◆ LISTING:

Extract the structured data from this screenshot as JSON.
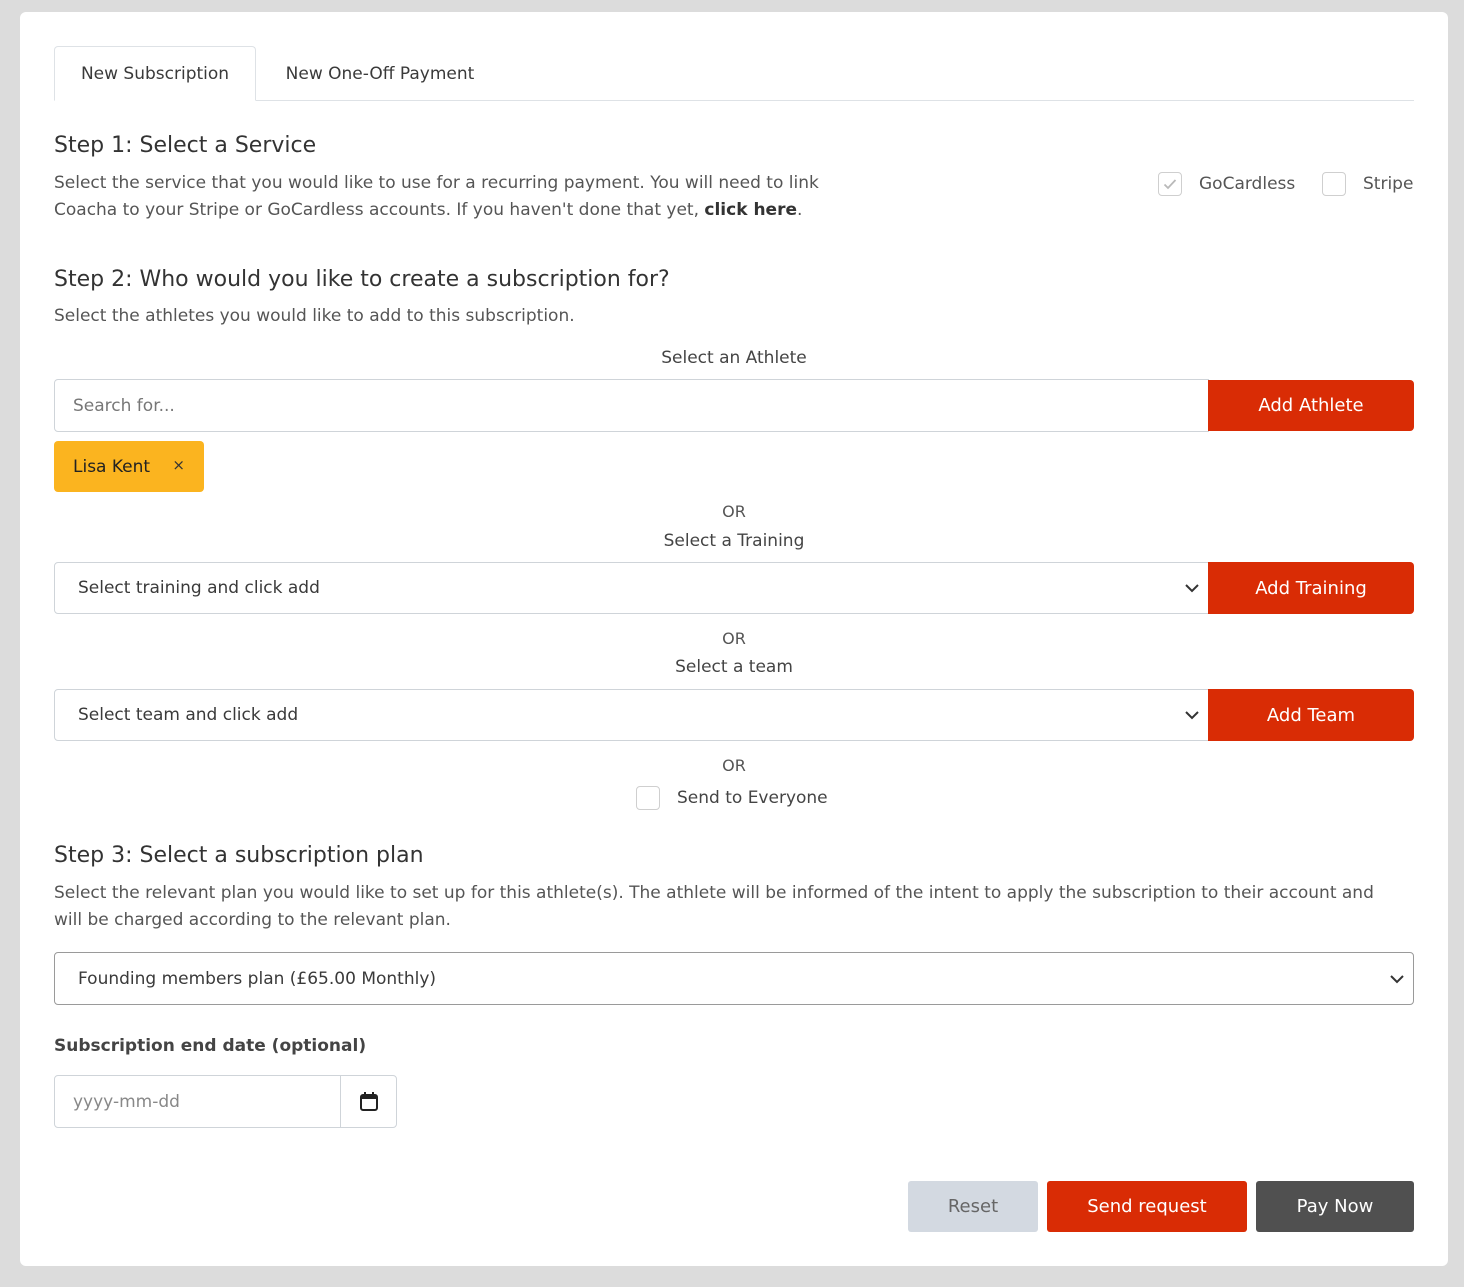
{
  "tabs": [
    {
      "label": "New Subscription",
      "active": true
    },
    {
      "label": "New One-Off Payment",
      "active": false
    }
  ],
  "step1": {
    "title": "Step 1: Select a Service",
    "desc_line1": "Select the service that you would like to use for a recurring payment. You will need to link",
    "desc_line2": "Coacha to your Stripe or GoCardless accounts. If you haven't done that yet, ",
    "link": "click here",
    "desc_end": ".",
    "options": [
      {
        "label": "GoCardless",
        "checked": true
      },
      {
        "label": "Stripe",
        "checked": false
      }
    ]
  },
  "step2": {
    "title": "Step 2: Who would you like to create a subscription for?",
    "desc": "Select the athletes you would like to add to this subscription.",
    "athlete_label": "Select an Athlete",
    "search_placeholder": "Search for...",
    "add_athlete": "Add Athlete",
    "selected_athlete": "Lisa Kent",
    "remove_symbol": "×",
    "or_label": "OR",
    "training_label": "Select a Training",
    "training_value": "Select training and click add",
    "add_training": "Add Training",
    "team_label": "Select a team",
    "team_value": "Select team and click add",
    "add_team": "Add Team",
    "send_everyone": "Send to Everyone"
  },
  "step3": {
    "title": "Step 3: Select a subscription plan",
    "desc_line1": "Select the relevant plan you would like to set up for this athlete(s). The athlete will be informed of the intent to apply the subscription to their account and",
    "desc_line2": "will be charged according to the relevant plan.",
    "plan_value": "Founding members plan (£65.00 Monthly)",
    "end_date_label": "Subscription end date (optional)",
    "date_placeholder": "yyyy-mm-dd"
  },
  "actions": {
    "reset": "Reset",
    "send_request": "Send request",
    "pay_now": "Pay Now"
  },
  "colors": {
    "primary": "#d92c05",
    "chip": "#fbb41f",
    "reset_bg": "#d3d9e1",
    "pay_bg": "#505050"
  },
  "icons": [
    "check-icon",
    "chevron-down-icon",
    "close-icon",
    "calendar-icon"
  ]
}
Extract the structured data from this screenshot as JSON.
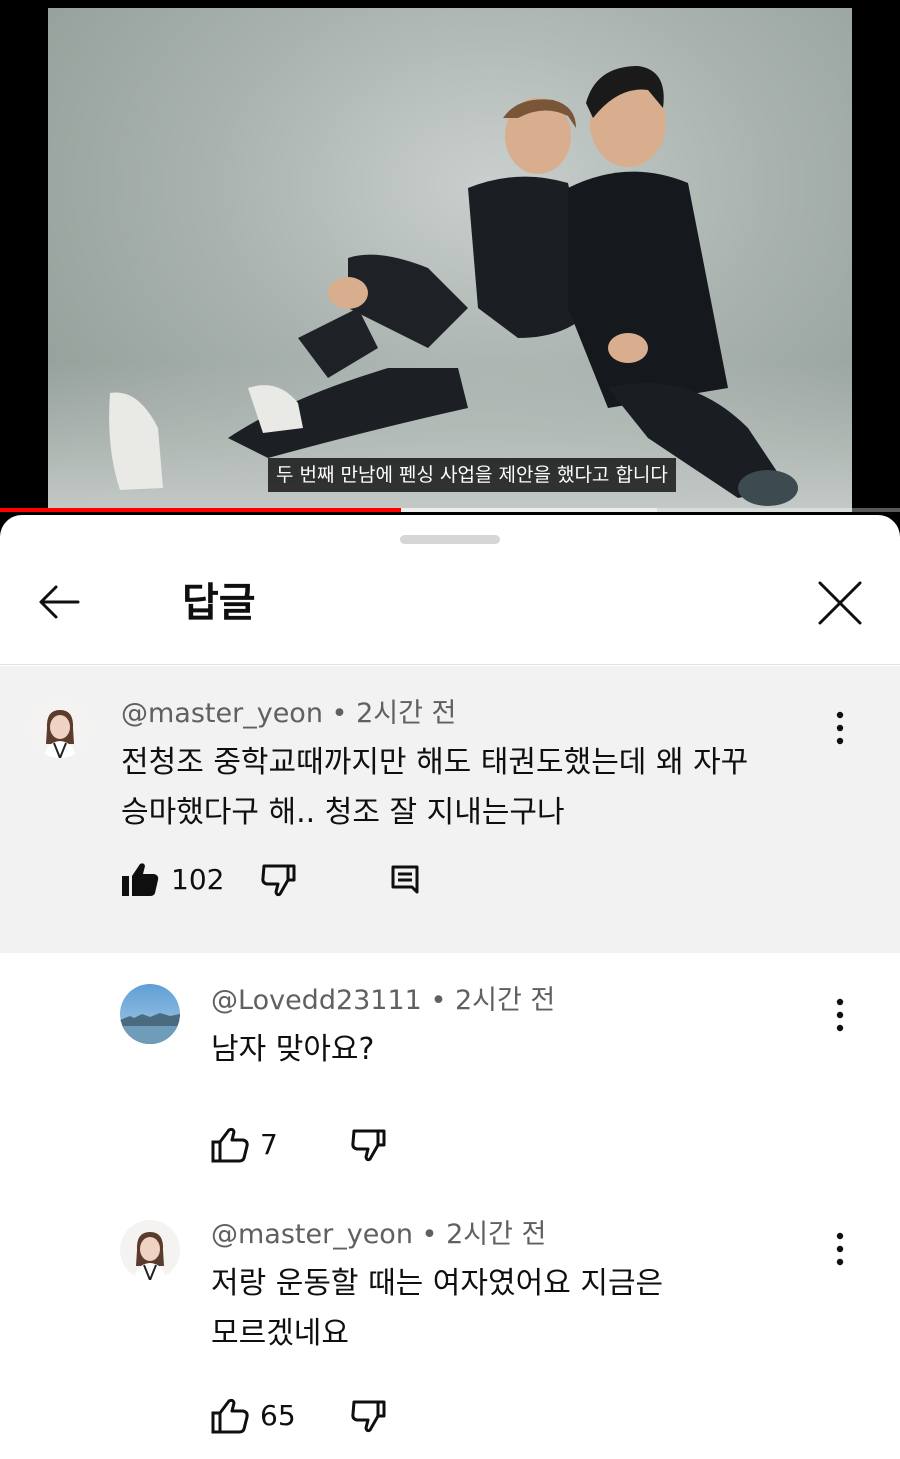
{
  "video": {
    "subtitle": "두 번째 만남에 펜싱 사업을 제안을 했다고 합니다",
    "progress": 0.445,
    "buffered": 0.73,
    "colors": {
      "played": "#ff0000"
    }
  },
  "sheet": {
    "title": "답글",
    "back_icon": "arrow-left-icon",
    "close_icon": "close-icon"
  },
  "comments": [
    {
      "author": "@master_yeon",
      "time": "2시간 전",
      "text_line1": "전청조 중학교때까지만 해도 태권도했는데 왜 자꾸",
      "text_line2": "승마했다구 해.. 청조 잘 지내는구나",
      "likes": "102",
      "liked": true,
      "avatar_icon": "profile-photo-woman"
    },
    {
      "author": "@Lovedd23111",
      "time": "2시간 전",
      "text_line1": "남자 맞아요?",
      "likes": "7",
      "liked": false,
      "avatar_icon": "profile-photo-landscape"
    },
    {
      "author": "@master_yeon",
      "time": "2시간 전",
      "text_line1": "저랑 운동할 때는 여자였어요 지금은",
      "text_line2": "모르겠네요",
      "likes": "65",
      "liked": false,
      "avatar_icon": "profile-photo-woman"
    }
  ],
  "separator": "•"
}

◆ GOAL OF THE EXERCISE: The data above needs to be retyped exactly, with the images left out.

◆ ANSWER TO THE PROBLEM:
Extract the structured data from this screenshot as JSON.
{
  "tabs": [
    {
      "label": "New Subscription",
      "active": true
    },
    {
      "label": "New One-Off Payment",
      "active": false
    }
  ],
  "step1": {
    "title": "Step 1: Select a Service",
    "desc_line1": "Select the service that you would like to use for a recurring payment. You will need to link",
    "desc_line2": "Coacha to your Stripe or GoCardless accounts. If you haven't done that yet, ",
    "link": "click here",
    "desc_end": ".",
    "options": [
      {
        "label": "GoCardless",
        "checked": true
      },
      {
        "label": "Stripe",
        "checked": false
      }
    ]
  },
  "step2": {
    "title": "Step 2: Who would you like to create a subscription for?",
    "desc": "Select the athletes you would like to add to this subscription.",
    "athlete_label": "Select an Athlete",
    "search_placeholder": "Search for...",
    "add_athlete": "Add Athlete",
    "selected_athlete": "Lisa Kent",
    "remove_symbol": "×",
    "or_label": "OR",
    "training_label": "Select a Training",
    "training_value": "Select training and click add",
    "add_training": "Add Training",
    "team_label": "Select a team",
    "team_value": "Select team and click add",
    "add_team": "Add Team",
    "send_everyone": "Send to Everyone"
  },
  "step3": {
    "title": "Step 3: Select a subscription plan",
    "desc_line1": "Select the relevant plan you would like to set up for this athlete(s). The athlete will be informed of the intent to apply the subscription to their account and",
    "desc_line2": "will be charged according to the relevant plan.",
    "plan_value": "Founding members plan (£65.00 Monthly)",
    "end_date_label": "Subscription end date (optional)",
    "date_placeholder": "yyyy-mm-dd"
  },
  "actions": {
    "reset": "Reset",
    "send_request": "Send request",
    "pay_now": "Pay Now"
  },
  "colors": {
    "primary": "#d92c05",
    "chip": "#fbb41f",
    "reset_bg": "#d3d9e1",
    "pay_bg": "#505050"
  },
  "icons": [
    "check-icon",
    "chevron-down-icon",
    "close-icon",
    "calendar-icon"
  ]
}
Extract the structured data from this screenshot as JSON.
{
  "video": {
    "subtitle": "두 번째 만남에 펜싱 사업을 제안을 했다고 합니다",
    "progress": 0.445,
    "buffered": 0.73,
    "colors": {
      "played": "#ff0000"
    }
  },
  "sheet": {
    "title": "답글",
    "back_icon": "arrow-left-icon",
    "close_icon": "close-icon"
  },
  "comments": [
    {
      "author": "@master_yeon",
      "time": "2시간 전",
      "text_line1": "전청조 중학교때까지만 해도 태권도했는데 왜 자꾸",
      "text_line2": "승마했다구 해.. 청조 잘 지내는구나",
      "likes": "102",
      "liked": true,
      "avatar_icon": "profile-photo-woman"
    },
    {
      "author": "@Lovedd23111",
      "time": "2시간 전",
      "text_line1": "남자 맞아요?",
      "likes": "7",
      "liked": false,
      "avatar_icon": "profile-photo-landscape"
    },
    {
      "author": "@master_yeon",
      "time": "2시간 전",
      "text_line1": "저랑 운동할 때는 여자였어요 지금은",
      "text_line2": "모르겠네요",
      "likes": "65",
      "liked": false,
      "avatar_icon": "profile-photo-woman"
    }
  ],
  "separator": "•"
}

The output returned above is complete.